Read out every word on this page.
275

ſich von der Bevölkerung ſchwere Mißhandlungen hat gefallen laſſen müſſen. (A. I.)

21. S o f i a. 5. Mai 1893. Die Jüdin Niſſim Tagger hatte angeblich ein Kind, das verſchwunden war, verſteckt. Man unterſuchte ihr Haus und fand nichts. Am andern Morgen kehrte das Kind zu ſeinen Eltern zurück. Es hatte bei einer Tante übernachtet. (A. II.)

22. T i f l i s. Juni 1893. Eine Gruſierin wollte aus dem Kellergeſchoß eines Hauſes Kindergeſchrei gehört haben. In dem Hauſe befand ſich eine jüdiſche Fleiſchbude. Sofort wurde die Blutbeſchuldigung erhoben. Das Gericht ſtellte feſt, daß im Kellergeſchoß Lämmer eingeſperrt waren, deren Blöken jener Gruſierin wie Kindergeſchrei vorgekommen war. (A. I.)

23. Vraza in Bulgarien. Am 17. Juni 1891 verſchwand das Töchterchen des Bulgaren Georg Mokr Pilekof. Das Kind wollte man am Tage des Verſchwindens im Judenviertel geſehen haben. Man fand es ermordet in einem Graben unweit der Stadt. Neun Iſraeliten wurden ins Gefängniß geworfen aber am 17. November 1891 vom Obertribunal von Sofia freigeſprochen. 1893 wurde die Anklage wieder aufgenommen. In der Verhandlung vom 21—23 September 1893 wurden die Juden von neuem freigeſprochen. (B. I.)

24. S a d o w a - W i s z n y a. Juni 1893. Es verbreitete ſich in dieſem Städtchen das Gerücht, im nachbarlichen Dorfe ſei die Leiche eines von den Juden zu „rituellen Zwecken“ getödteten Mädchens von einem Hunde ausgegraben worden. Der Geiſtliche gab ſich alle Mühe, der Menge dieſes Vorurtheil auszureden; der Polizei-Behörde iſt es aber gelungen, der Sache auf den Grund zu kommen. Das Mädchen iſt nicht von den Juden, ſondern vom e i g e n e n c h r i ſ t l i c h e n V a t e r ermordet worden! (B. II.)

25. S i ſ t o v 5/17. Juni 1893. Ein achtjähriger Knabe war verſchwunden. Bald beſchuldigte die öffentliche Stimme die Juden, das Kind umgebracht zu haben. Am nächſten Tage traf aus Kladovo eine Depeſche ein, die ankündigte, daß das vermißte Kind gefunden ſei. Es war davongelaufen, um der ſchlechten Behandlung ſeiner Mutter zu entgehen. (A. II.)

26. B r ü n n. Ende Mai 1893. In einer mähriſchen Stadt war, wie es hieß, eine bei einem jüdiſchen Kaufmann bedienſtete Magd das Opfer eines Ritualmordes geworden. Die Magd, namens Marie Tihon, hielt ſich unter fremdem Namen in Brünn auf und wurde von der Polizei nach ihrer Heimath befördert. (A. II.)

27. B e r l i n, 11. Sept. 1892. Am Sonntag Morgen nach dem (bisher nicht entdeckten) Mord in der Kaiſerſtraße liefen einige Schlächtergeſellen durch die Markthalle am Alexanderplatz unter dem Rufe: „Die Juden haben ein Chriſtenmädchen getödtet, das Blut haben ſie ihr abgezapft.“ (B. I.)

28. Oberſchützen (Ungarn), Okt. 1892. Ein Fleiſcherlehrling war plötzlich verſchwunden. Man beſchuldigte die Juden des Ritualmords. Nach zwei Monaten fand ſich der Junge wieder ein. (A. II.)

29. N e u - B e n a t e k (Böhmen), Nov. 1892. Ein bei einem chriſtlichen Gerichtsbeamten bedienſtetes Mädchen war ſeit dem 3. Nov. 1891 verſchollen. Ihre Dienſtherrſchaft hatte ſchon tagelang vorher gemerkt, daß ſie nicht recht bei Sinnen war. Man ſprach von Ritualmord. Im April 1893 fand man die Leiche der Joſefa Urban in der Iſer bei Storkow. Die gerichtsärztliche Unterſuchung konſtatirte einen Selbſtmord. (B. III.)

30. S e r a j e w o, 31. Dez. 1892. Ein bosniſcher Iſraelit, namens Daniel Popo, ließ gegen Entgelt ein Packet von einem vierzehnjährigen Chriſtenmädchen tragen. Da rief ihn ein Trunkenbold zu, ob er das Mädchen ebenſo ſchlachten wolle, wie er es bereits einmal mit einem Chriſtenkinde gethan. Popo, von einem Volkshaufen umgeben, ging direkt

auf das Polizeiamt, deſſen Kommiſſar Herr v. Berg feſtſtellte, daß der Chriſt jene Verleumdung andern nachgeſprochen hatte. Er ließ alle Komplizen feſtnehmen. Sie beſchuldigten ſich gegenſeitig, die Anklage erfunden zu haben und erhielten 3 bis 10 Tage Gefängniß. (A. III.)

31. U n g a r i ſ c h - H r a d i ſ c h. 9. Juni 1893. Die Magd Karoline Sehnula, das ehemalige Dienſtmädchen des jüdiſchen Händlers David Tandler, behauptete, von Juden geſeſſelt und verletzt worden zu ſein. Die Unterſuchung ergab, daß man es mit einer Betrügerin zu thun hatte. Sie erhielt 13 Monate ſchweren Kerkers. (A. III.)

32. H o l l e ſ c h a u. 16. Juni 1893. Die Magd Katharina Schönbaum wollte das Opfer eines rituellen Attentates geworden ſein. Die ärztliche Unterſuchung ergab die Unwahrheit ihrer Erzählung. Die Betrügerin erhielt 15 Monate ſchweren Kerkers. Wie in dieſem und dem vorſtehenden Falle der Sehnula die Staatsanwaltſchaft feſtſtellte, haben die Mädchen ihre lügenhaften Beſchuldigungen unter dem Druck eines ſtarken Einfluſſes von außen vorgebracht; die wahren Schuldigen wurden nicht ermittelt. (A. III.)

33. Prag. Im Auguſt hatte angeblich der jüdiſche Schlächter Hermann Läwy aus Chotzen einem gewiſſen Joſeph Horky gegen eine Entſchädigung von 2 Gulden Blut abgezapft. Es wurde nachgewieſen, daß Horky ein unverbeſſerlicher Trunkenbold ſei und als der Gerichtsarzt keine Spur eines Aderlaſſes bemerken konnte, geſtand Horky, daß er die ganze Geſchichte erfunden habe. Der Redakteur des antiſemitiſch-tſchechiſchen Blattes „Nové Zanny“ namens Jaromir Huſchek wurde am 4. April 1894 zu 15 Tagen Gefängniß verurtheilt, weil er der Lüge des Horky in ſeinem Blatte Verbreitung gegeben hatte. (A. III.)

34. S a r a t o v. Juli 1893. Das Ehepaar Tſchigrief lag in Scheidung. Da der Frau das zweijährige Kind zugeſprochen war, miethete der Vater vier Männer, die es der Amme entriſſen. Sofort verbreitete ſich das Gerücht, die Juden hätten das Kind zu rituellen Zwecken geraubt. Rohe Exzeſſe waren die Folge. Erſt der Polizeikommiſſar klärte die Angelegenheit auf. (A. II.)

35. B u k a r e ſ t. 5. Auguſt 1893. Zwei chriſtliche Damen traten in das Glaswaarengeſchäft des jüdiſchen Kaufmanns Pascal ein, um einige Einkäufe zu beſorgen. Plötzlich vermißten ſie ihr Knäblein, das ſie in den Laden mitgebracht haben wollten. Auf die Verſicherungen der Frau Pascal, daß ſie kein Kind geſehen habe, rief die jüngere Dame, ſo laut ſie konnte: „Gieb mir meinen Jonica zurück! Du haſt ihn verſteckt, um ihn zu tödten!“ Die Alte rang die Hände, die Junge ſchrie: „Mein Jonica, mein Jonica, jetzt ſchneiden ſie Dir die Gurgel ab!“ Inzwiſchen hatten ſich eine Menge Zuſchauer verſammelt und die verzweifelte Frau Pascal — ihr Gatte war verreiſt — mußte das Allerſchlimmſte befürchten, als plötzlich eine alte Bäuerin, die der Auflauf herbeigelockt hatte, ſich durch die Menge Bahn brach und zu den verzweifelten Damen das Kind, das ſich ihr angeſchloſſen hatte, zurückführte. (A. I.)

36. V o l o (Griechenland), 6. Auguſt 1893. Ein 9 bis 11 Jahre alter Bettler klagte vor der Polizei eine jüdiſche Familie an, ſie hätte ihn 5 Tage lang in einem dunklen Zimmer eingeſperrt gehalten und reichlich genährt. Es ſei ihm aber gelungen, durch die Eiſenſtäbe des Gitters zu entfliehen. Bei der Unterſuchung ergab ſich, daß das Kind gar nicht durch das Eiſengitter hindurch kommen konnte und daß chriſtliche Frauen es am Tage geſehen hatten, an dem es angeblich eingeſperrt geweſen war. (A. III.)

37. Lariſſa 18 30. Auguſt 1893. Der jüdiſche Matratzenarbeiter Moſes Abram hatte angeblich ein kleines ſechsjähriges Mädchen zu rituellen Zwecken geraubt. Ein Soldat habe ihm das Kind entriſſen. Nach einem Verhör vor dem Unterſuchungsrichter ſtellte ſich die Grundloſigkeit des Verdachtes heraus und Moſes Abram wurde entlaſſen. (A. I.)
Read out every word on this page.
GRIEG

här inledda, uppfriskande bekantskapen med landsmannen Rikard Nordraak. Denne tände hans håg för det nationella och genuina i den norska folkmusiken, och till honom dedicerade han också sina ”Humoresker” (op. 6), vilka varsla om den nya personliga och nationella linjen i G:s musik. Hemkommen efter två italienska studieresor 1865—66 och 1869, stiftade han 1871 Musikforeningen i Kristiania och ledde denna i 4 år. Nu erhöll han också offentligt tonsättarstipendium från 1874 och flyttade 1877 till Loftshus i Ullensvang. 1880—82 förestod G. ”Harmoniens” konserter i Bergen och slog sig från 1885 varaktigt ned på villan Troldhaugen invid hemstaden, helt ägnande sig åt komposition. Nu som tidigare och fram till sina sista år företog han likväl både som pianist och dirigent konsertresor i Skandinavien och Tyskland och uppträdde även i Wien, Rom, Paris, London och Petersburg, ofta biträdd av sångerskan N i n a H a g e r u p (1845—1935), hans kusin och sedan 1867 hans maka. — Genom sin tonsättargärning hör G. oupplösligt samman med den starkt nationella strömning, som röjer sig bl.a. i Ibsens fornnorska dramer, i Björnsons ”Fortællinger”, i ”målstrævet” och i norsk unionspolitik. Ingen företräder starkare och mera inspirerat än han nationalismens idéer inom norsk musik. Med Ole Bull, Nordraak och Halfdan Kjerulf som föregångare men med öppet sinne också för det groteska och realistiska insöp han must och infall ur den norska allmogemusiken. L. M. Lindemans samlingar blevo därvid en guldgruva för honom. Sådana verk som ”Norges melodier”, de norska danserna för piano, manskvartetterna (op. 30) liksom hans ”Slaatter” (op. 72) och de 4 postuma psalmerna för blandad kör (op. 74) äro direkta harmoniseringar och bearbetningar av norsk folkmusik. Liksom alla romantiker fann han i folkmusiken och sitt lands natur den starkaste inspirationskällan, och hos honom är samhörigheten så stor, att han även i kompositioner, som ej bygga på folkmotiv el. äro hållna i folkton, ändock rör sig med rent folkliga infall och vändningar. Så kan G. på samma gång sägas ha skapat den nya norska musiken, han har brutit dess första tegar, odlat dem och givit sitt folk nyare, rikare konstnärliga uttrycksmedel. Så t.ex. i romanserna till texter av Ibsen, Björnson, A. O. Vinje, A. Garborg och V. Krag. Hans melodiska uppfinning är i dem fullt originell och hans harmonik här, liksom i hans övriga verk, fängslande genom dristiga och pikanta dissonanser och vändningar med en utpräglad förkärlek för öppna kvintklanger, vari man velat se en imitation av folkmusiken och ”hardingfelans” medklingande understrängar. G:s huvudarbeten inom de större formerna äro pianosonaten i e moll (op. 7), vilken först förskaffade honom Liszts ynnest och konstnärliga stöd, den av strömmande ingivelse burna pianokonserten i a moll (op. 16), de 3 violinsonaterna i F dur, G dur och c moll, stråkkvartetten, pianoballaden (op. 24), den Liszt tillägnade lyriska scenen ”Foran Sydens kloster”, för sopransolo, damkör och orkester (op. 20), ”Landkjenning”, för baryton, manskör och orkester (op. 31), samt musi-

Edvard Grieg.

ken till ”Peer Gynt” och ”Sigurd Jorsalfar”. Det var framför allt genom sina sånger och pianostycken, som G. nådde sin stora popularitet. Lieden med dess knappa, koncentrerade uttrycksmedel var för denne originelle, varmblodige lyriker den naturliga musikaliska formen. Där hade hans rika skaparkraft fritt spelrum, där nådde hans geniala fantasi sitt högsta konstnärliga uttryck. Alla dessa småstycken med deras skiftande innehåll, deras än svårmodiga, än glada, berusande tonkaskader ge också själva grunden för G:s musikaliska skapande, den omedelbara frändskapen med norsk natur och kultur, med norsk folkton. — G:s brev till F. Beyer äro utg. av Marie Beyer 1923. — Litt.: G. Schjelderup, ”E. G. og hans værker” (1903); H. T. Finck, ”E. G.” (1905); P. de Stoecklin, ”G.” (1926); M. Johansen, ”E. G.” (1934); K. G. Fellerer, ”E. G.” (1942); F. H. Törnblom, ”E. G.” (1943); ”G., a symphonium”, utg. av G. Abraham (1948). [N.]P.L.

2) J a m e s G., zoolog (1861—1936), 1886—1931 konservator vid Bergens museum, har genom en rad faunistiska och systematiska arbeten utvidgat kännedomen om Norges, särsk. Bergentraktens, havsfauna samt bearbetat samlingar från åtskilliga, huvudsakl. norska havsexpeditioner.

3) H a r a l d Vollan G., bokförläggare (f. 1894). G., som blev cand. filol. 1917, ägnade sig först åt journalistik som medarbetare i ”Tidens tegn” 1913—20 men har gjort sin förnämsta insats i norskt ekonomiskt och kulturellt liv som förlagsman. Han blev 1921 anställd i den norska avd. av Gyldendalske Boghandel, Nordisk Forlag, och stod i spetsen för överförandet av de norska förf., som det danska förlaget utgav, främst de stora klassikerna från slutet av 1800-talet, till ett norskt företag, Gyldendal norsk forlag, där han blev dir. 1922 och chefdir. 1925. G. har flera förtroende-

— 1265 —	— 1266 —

**WHAT TO DO:**
Your reply should be the number of lines in the listing above that contain "angeblich", with nothing added.

**TASK SOLUTION:**
4